Retype the listing that follows, exactly as written.
○ ○ ○
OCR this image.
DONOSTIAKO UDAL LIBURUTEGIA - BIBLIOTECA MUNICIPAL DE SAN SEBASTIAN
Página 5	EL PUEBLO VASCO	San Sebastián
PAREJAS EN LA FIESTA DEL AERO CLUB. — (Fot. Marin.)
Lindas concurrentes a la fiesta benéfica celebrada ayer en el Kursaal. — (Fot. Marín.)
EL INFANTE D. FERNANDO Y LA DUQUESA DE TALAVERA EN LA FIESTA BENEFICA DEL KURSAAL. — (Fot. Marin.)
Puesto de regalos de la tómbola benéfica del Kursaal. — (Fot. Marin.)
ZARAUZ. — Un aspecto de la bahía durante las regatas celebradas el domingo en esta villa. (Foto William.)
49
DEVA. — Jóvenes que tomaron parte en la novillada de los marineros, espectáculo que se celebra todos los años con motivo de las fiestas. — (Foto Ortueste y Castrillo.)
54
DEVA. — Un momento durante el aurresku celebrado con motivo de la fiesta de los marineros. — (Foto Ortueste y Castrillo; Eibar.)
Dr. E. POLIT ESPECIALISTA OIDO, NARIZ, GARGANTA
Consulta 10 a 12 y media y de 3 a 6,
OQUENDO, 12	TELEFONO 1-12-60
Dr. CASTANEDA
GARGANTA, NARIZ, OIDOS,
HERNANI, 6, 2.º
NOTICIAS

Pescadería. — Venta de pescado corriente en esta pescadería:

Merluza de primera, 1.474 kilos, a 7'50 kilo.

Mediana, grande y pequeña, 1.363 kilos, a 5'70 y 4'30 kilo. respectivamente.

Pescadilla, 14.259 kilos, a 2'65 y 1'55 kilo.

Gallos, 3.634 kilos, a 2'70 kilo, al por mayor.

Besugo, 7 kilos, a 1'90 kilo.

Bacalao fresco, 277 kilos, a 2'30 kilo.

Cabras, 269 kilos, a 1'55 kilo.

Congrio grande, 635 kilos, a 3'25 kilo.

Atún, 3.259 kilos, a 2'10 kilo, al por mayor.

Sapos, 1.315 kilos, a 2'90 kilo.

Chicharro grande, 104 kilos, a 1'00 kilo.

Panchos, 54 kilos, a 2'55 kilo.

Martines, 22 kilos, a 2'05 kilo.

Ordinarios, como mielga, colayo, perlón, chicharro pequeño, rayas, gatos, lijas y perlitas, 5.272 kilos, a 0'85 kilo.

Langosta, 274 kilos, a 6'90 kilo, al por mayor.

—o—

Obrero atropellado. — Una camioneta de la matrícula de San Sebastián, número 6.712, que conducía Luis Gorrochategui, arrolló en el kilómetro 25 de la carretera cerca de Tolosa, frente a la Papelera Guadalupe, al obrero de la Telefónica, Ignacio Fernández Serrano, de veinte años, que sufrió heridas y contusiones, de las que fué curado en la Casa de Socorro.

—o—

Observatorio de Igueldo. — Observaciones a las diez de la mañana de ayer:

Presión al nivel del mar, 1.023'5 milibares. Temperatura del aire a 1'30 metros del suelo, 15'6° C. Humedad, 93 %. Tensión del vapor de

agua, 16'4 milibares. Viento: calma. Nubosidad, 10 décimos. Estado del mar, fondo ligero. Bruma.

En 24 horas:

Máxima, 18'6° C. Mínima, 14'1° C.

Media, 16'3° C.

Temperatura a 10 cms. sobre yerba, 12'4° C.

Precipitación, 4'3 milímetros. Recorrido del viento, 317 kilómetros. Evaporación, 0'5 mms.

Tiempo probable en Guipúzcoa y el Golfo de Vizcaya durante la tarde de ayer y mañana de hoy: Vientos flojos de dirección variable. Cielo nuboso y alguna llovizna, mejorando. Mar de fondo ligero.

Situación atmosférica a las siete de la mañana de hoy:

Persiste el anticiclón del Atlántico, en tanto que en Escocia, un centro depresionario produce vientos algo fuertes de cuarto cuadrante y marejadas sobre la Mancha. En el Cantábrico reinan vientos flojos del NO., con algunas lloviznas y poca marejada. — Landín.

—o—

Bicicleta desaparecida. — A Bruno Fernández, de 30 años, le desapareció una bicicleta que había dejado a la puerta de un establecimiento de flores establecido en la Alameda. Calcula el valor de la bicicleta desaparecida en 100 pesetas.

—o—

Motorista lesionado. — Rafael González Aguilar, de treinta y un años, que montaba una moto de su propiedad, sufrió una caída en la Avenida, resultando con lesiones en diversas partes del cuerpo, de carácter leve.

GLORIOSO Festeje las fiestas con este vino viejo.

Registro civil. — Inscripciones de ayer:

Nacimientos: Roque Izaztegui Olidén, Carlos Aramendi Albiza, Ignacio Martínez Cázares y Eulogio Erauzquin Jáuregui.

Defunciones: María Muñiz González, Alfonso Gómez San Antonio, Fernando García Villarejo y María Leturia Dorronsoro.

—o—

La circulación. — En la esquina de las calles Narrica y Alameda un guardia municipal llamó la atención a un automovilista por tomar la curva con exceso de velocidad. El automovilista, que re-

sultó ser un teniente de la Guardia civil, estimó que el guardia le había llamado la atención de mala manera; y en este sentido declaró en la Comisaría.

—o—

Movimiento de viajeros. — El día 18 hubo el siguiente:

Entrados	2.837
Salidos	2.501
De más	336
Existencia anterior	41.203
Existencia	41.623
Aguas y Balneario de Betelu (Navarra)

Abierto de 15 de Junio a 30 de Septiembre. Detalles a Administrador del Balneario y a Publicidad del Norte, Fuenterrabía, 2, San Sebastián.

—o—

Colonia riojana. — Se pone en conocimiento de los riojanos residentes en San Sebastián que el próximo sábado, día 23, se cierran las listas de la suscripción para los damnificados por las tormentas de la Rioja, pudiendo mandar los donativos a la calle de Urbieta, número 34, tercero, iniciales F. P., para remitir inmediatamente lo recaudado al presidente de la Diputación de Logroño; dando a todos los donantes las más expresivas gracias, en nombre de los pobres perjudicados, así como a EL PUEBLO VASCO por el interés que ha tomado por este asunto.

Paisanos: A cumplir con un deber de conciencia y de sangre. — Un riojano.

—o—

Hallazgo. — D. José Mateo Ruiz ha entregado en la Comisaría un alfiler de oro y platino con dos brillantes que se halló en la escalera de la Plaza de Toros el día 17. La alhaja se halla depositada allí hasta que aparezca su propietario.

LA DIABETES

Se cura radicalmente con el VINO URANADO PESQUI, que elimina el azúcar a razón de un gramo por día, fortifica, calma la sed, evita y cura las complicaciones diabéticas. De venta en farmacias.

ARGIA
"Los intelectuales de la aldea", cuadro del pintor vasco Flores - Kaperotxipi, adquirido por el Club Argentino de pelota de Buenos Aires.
○ ○ ○
● Written response:
OCR this image.
DONOSTIAKO UDAL LIBURUTEGIA - BIBLIOTECA MUNICIPAL DE SAN SEBASTIAN
Página 5	EL PUEBLO VASCO	San Sebastián
PAREJAS EN LA FIESTA DEL AERO CLUB. — (Fot. Marin.)
Lindas concurrentes a la fiesta benéfica celebrada ayer en el Kursaal. — (Fot. Marín.)
EL INFANTE D. FERNANDO Y LA DUQUESA DE TALAVERA EN LA FIESTA BENEFICA DEL KURSAAL. — (Fot. Marin.)
Puesto de regalos de la tómbola benéfica del Kursaal. — (Fot. Marin.)
ZARAUZ. — Un aspecto de la bahía durante las regatas celebradas el domingo en esta villa. (Foto William.)
49
DEVA. — Jóvenes que tomaron parte en la novillada de los marineros, espectáculo que se celebra todos los años con motivo de las fiestas. — (Foto Ortueste y Castrillo.)
54
DEVA. — Un momento durante el aurresku celebrado con motivo de la fiesta de los marineros. — (Foto Ortueste y Castrillo; Eibar.)
Dr. E. POLIT ESPECIALISTA OIDO, NARIZ, GARGANTA
Consulta 10 a 12 y media y de 3 a 6,
OQUENDO, 12	TELEFONO 1-12-60
Dr. CASTANEDA
GARGANTA, NARIZ, OIDOS,
HERNANI, 6, 2.º
NOTICIAS

Pescadería. — Venta de pescado corriente en esta pescadería:

Merluza de primera, 1.474 kilos, a 7'50 kilo.

Mediana, grande y pequeña, 1.363 kilos, a 5'70 y 4'30 kilo. respectivamente.

Pescadilla, 14.259 kilos, a 2'65 y 1'55 kilo.

Gallos, 3.634 kilos, a 2'70 kilo, al por mayor.

Besugo, 7 kilos, a 1'90 kilo.

Bacalao fresco, 277 kilos, a 2'30 kilo.

Cabras, 269 kilos, a 1'55 kilo.

Congrio grande, 635 kilos, a 3'25 kilo.

Atún, 3.259 kilos, a 2'10 kilo, al por mayor.

Sapos, 1.315 kilos, a 2'90 kilo.

Chicharro grande, 104 kilos, a 1'00 kilo.

Panchos, 54 kilos, a 2'55 kilo.

Martines, 22 kilos, a 2'05 kilo.

Ordinarios, como mielga, colayo, perlón, chicharro pequeño, rayas, gatos, lijas y perlitas, 5.272 kilos, a 0'85 kilo.

Langosta, 274 kilos, a 6'90 kilo, al por mayor.

—o—

Obrero atropellado. — Una camioneta de la matrícula de San Sebastián, número 6.712, que conducía Luis Gorrochategui, arrolló en el kilómetro 25 de la carretera cerca de Tolosa, frente a la Papelera Guadalupe, al obrero de la Telefónica, Ignacio Fernández Serrano, de veinte años, que sufrió heridas y contusiones, de las que fué curado en la Casa de Socorro.

—o—

Observatorio de Igueldo. — Observaciones a las diez de la mañana de ayer:

Presión al nivel del mar, 1.023'5 milibares. Temperatura del aire a 1'30 metros del suelo, 15'6° C. Humedad, 93 %. Tensión del vapor de

agua, 16'4 milibares. Viento: calma. Nubosidad, 10 décimos. Estado del mar, fondo ligero. Bruma.

En 24 horas:

Máxima, 18'6° C. Mínima, 14'1° C.

Media, 16'3° C.

Temperatura a 10 cms. sobre yerba, 12'4° C.

Precipitación, 4'3 milímetros. Recorrido del viento, 317 kilómetros. Evaporación, 0'5 mms.

Tiempo probable en Guipúzcoa y el Golfo de Vizcaya durante la tarde de ayer y mañana de hoy: Vientos flojos de dirección variable. Cielo nuboso y alguna llovizna, mejorando. Mar de fondo ligero.

Situación atmosférica a las siete de la mañana de hoy:

Persiste el anticiclón del Atlántico, en tanto que en Escocia, un centro depresionario produce vientos algo fuertes de cuarto cuadrante y marejadas sobre la Mancha. En el Cantábrico reinan vientos flojos del NO., con algunas lloviznas y poca marejada. — Landín.

—o—

Bicicleta desaparecida. — A Bruno Fernández, de 30 años, le desapareció una bicicleta que había dejado a la puerta de un establecimiento de flores establecido en la Alameda. Calcula el valor de la bicicleta desaparecida en 100 pesetas.

—o—

Motorista lesionado. — Rafael González Aguilar, de treinta y un años, que montaba una moto de su propiedad, sufrió una caída en la Avenida, resultando con lesiones en diversas partes del cuerpo, de carácter leve.

GLORIOSO Festeje las fiestas con este vino viejo.

Registro civil. — Inscripciones de ayer:

Nacimientos: Roque Izaztegui Olidén, Carlos Aramendi Albiza, Ignacio Martínez Cázares y Eulogio Erauzquin Jáuregui.

Defunciones: María Muñiz González, Alfonso Gómez San Antonio, Fernando García Villarejo y María Leturia Dorronsoro.

—o—

La circulación. — En la esquina de las calles Narrica y Alameda un guardia municipal llamó la atención a un automovilista por tomar la curva con exceso de velocidad. El automovilista, que re-

sultó ser un teniente de la Guardia civil, estimó que el guardia le había llamado la atención de mala manera; y en este sentido declaró en la Comisaría.

—o—

Movimiento de viajeros. — El día 18 hubo el siguiente:

Entrados	2.837
Salidos	2.501
De más	336
Existencia anterior	41.203
Existencia	41.623
Aguas y Balneario de Betelu (Navarra)

Abierto de 15 de Junio a 30 de Septiembre. Detalles a Administrador del Balneario y a Publicidad del Norte, Fuenterrabía, 2, San Sebastián.

—o—

Colonia riojana. — Se pone en conocimiento de los riojanos residentes en San Sebastián que el próximo sábado, día 23, se cierran las listas de la suscripción para los damnificados por las tormentas de la Rioja, pudiendo mandar los donativos a la calle de Urbieta, número 34, tercero, iniciales F. P., para remitir inmediatamente lo recaudado al presidente de la Diputación de Logroño; dando a todos los donantes las más expresivas gracias, en nombre de los pobres perjudicados, así como a EL PUEBLO VASCO por el interés que ha tomado por este asunto.

Paisanos: A cumplir con un deber de conciencia y de sangre. — Un riojano.

—o—

Hallazgo. — D. José Mateo Ruiz ha entregado en la Comisaría un alfiler de oro y platino con dos brillantes que se halló en la escalera de la Plaza de Toros el día 17. La alhaja se halla depositada allí hasta que aparezca su propietario.

LA DIABETES

Se cura radicalmente con el VINO URANADO PESQUI, que elimina el azúcar a razón de un gramo por día, fortifica, calma la sed, evita y cura las complicaciones diabéticas. De venta en farmacias.

ARGIA
"Los intelectuales de la aldea", cuadro del pintor vasco Flores - Kaperotxipi, adquirido por el Club Argentino de pelota de Buenos Aires.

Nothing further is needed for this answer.